* Work to do *
Which lines contain the word "Чувашской"? Return each of them as written.

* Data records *
☆ ☆ ☆ ☆

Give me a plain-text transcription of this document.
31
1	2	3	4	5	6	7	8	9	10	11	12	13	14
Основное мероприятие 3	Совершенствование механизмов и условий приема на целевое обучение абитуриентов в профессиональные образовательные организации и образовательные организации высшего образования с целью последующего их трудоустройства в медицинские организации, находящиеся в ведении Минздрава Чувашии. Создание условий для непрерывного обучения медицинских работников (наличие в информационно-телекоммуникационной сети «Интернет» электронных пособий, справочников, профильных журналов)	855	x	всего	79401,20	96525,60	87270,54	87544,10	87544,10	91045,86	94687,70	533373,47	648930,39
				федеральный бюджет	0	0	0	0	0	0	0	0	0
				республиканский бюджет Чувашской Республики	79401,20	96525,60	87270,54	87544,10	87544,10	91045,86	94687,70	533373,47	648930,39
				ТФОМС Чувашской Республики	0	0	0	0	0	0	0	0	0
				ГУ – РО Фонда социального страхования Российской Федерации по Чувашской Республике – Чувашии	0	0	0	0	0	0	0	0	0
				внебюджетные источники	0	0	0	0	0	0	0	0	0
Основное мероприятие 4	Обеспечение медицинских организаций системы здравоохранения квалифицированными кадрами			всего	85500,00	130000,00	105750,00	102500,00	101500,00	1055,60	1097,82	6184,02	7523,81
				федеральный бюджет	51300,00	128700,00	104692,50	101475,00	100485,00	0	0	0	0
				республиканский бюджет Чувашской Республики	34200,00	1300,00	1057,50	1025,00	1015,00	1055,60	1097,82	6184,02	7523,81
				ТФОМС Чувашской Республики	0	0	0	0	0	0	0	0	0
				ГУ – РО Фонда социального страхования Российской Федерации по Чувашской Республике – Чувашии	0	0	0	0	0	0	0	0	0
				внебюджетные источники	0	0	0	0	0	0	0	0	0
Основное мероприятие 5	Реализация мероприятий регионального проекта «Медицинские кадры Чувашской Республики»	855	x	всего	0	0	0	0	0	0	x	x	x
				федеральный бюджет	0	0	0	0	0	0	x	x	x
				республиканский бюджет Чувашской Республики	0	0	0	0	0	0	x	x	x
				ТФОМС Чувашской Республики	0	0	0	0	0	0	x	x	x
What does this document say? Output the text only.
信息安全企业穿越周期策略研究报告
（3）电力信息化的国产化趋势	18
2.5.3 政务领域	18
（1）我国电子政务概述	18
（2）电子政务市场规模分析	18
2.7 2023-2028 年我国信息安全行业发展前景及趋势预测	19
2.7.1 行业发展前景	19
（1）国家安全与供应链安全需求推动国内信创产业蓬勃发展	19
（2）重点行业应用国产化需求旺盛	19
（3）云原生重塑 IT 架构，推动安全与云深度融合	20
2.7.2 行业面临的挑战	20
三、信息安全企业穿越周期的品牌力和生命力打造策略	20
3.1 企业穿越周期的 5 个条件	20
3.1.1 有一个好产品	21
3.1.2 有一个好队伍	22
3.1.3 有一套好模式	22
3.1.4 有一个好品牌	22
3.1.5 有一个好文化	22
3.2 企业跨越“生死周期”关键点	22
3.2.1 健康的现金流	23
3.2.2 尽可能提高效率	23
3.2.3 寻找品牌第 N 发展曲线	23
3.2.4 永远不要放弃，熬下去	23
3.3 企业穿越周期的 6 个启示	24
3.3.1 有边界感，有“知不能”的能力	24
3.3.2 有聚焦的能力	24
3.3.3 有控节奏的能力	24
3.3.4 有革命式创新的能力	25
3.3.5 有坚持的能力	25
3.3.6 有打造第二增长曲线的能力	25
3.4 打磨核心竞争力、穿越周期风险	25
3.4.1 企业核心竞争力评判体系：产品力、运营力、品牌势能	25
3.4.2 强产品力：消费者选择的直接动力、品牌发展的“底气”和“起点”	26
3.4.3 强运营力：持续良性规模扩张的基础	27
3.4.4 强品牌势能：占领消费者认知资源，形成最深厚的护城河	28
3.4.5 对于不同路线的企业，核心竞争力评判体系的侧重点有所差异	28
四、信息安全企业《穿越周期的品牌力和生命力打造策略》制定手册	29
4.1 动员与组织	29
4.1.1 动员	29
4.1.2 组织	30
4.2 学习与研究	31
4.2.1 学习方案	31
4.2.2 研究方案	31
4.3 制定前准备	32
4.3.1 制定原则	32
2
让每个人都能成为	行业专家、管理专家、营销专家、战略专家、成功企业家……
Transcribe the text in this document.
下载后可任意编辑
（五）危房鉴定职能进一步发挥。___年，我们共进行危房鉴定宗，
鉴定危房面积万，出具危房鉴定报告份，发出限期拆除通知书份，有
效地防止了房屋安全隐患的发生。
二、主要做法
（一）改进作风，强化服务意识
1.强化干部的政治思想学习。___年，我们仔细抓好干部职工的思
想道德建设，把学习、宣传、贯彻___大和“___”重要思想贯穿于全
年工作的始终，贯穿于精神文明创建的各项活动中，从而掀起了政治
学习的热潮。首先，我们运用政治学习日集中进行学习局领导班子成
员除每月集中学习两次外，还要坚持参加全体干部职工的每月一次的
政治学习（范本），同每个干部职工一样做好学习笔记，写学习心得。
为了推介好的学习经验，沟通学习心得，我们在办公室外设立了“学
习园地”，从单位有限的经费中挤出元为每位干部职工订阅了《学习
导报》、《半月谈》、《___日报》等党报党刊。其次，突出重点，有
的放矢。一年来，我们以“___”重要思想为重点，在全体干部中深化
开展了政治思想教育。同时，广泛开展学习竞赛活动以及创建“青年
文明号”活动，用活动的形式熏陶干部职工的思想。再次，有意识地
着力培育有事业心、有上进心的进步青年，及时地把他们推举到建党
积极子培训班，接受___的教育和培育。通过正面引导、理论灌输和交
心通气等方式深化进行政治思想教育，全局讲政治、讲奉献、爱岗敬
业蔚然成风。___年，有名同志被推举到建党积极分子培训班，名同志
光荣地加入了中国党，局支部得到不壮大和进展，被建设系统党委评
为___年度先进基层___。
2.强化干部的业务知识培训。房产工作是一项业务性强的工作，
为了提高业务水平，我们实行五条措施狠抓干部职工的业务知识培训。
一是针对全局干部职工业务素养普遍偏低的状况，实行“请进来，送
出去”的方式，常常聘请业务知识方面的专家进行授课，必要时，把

☆ ☆ ☆ ☆

* Complete output *
				республиканский бюджет Чувашской Республики	79401,20	96525,60	87270,54	87544,10	87544,10	91045,86	94687,70	533373,47	648930,39
				ТФОМС Чувашской Республики	0	0	0	0	0	0	0	0	0
				ГУ – РО Фонда социального страхования Российской Федерации по Чувашской Республике – Чувашии	0	0	0	0	0	0	0	0	0
				республиканский бюджет Чувашской Республики	34200,00	1300,00	1057,50	1025,00	1015,00	1055,60	1097,82	6184,02	7523,81
				ТФОМС Чувашской Республики	0	0	0	0	0	0	0	0	0
				ГУ – РО Фонда социального страхования Российской Федерации по Чувашской Республике – Чувашии	0	0	0	0	0	0	0	0	0
Основное мероприятие 5	Реализация мероприятий регионального проекта «Медицинские кадры Чувашской Республики»	855	x	всего	0	0	0	0	0	0	x	x	x
				республиканский бюджет Чувашской Республики	0	0	0	0	0	0	x	x	x
				ТФОМС Чувашской Республики	0	0	0	0	0	0	x	x	x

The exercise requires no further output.